>> BEGIN DATA

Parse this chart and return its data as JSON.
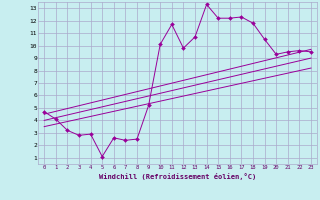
{
  "xlabel": "Windchill (Refroidissement éolien,°C)",
  "background_color": "#c8eef0",
  "grid_color": "#aaaacc",
  "line_color": "#990099",
  "xlim": [
    -0.5,
    23.5
  ],
  "ylim": [
    0.5,
    13.5
  ],
  "xticks": [
    0,
    1,
    2,
    3,
    4,
    5,
    6,
    7,
    8,
    9,
    10,
    11,
    12,
    13,
    14,
    15,
    16,
    17,
    18,
    19,
    20,
    21,
    22,
    23
  ],
  "yticks": [
    1,
    2,
    3,
    4,
    5,
    6,
    7,
    8,
    9,
    10,
    11,
    12,
    13
  ],
  "line1_x": [
    0,
    1,
    2,
    3,
    4,
    5,
    6,
    7,
    8,
    9,
    10,
    11,
    12,
    13,
    14,
    15,
    16,
    17,
    18,
    19,
    20,
    21,
    22,
    23
  ],
  "line1_y": [
    4.7,
    4.1,
    3.2,
    2.8,
    2.9,
    1.1,
    2.6,
    2.4,
    2.5,
    5.2,
    10.1,
    11.7,
    9.8,
    10.7,
    13.3,
    12.2,
    12.2,
    12.3,
    11.8,
    10.5,
    9.3,
    9.5,
    9.6,
    9.5
  ],
  "line2_x": [
    0,
    23
  ],
  "line2_y": [
    4.5,
    9.7
  ],
  "line3_x": [
    0,
    23
  ],
  "line3_y": [
    4.0,
    9.0
  ],
  "line4_x": [
    0,
    23
  ],
  "line4_y": [
    3.5,
    8.2
  ]
}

>> END DATA

## YOUR TASK
Take the listing and print it again exactly, but without any pictures.

## TASK ANSWER
Parse this chart and return its data as JSON.
{
  "xlabel": "Windchill (Refroidissement éolien,°C)",
  "background_color": "#c8eef0",
  "grid_color": "#aaaacc",
  "line_color": "#990099",
  "xlim": [
    -0.5,
    23.5
  ],
  "ylim": [
    0.5,
    13.5
  ],
  "xticks": [
    0,
    1,
    2,
    3,
    4,
    5,
    6,
    7,
    8,
    9,
    10,
    11,
    12,
    13,
    14,
    15,
    16,
    17,
    18,
    19,
    20,
    21,
    22,
    23
  ],
  "yticks": [
    1,
    2,
    3,
    4,
    5,
    6,
    7,
    8,
    9,
    10,
    11,
    12,
    13
  ],
  "line1_x": [
    0,
    1,
    2,
    3,
    4,
    5,
    6,
    7,
    8,
    9,
    10,
    11,
    12,
    13,
    14,
    15,
    16,
    17,
    18,
    19,
    20,
    21,
    22,
    23
  ],
  "line1_y": [
    4.7,
    4.1,
    3.2,
    2.8,
    2.9,
    1.1,
    2.6,
    2.4,
    2.5,
    5.2,
    10.1,
    11.7,
    9.8,
    10.7,
    13.3,
    12.2,
    12.2,
    12.3,
    11.8,
    10.5,
    9.3,
    9.5,
    9.6,
    9.5
  ],
  "line2_x": [
    0,
    23
  ],
  "line2_y": [
    4.5,
    9.7
  ],
  "line3_x": [
    0,
    23
  ],
  "line3_y": [
    4.0,
    9.0
  ],
  "line4_x": [
    0,
    23
  ],
  "line4_y": [
    3.5,
    8.2
  ]
}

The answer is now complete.